**WHAT THIS TASK INVOLVES**
Render the following material again verbatim, leaving nothing out.
☆ ☆ ☆ ☆
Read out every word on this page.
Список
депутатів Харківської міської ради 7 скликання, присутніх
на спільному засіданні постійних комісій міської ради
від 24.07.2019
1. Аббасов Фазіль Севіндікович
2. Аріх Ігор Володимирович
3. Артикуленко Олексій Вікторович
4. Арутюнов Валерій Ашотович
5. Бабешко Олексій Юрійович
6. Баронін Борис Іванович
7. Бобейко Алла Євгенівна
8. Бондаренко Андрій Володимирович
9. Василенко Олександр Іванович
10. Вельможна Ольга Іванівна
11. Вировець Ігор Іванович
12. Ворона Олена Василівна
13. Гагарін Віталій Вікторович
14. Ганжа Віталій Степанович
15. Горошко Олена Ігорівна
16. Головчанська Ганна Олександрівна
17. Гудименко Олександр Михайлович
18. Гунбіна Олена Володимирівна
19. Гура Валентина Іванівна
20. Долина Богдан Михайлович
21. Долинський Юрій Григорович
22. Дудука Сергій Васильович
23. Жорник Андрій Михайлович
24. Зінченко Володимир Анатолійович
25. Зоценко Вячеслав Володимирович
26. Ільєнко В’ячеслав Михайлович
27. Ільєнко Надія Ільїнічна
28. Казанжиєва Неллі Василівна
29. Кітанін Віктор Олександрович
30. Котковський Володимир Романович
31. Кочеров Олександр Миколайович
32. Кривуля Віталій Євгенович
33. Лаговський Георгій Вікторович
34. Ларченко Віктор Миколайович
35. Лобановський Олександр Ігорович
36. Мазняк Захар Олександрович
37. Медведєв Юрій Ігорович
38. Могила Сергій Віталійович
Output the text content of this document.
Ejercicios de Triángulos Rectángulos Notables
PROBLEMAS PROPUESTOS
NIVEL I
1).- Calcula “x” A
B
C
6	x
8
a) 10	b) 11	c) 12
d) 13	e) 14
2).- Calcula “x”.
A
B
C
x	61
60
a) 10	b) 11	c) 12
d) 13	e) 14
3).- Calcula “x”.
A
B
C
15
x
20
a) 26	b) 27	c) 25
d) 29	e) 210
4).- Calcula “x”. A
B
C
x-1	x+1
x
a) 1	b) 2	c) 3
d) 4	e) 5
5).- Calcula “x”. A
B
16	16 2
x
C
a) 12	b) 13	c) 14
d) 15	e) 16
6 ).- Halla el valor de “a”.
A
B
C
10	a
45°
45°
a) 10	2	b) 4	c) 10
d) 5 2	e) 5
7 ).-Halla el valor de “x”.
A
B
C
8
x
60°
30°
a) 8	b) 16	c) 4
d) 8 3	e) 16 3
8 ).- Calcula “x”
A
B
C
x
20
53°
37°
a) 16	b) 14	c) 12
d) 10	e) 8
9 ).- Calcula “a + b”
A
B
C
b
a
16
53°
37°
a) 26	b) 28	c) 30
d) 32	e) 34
☆ ☆ ☆ ☆
**ANSWER**
Read out every word on this page.
Список
депутатів Харківської міської ради 7 скликання, присутніх
на спільному засіданні постійних комісій міської ради
від 24.07.2019
1. Аббасов Фазіль Севіндікович
2. Аріх Ігор Володимирович
3. Артикуленко Олексій Вікторович
4. Арутюнов Валерій Ашотович
5. Бабешко Олексій Юрійович
6. Баронін Борис Іванович
7. Бобейко Алла Євгенівна
8. Бондаренко Андрій Володимирович
9. Василенко Олександр Іванович
10. Вельможна Ольга Іванівна
11. Вировець Ігор Іванович
12. Ворона Олена Василівна
13. Гагарін Віталій Вікторович
14. Ганжа Віталій Степанович
15. Горошко Олена Ігорівна
16. Головчанська Ганна Олександрівна
17. Гудименко Олександр Михайлович
18. Гунбіна Олена Володимирівна
19. Гура Валентина Іванівна
20. Долина Богдан Михайлович
21. Долинський Юрій Григорович
22. Дудука Сергій Васильович
23. Жорник Андрій Михайлович
24. Зінченко Володимир Анатолійович
25. Зоценко Вячеслав Володимирович
26. Ільєнко В’ячеслав Михайлович
27. Ільєнко Надія Ільїнічна
28. Казанжиєва Неллі Василівна
29. Кітанін Віктор Олександрович
30. Котковський Володимир Романович
31. Кочеров Олександр Миколайович
32. Кривуля Віталій Євгенович
33. Лаговський Георгій Вікторович
34. Ларченко Віктор Миколайович
35. Лобановський Олександр Ігорович
36. Мазняк Захар Олександрович
37. Медведєв Юрій Ігорович
38. Могила Сергій Віталійович
Output the text content of this document.
Ejercicios de Triángulos Rectángulos Notables
PROBLEMAS PROPUESTOS
NIVEL I
1).- Calcula “x” A
B
C
6	x
8
a) 10	b) 11	c) 12
d) 13	e) 14
2).- Calcula “x”.
A
B
C
x	61
60
a) 10	b) 11	c) 12
d) 13	e) 14
3).- Calcula “x”.
A
B
C
15
x
20
a) 26	b) 27	c) 25
d) 29	e) 210
4).- Calcula “x”. A
B
C
x-1	x+1
x
a) 1	b) 2	c) 3
d) 4	e) 5
5).- Calcula “x”. A
B
16	16 2
x
C
a) 12	b) 13	c) 14
d) 15	e) 16
6 ).- Halla el valor de “a”.
A
B
C
10	a
45°
45°
a) 10	2	b) 4	c) 10
d) 5 2	e) 5
7 ).-Halla el valor de “x”.
A
B
C
8
x
60°
30°
a) 8	b) 16	c) 4
d) 8 3	e) 16 3
8 ).- Calcula “x”
A
B
C
x
20
53°
37°
a) 16	b) 14	c) 12
d) 10	e) 8
9 ).- Calcula “a + b”
A
B
C
b
a
16
53°
37°
a) 26	b) 28	c) 30
d) 32	e) 34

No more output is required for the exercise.